▸ AIM:
Report all lines holding "Agency".
########################################
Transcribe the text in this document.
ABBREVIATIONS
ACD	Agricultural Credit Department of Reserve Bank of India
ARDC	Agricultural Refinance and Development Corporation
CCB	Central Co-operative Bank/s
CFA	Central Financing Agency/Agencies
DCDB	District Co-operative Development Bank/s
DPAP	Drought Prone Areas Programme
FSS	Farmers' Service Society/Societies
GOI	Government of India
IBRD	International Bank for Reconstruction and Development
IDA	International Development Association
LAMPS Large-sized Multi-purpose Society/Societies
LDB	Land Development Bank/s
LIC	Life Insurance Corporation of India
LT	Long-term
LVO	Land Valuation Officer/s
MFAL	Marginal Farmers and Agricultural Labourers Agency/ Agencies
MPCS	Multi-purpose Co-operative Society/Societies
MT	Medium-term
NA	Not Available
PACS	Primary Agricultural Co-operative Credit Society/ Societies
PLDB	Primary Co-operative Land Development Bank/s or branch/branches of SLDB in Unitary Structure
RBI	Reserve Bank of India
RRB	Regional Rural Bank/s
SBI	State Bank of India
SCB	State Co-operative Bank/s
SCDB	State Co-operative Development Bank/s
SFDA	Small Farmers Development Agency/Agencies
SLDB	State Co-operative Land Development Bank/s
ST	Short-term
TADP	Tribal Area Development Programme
########################################
▸ RESPONSE TO THE TASK:
CFA	Central Financing Agency/Agencies
MFAL	Marginal Farmers and Agricultural Labourers Agency/ Agencies
SFDA	Small Farmers Development Agency/Agencies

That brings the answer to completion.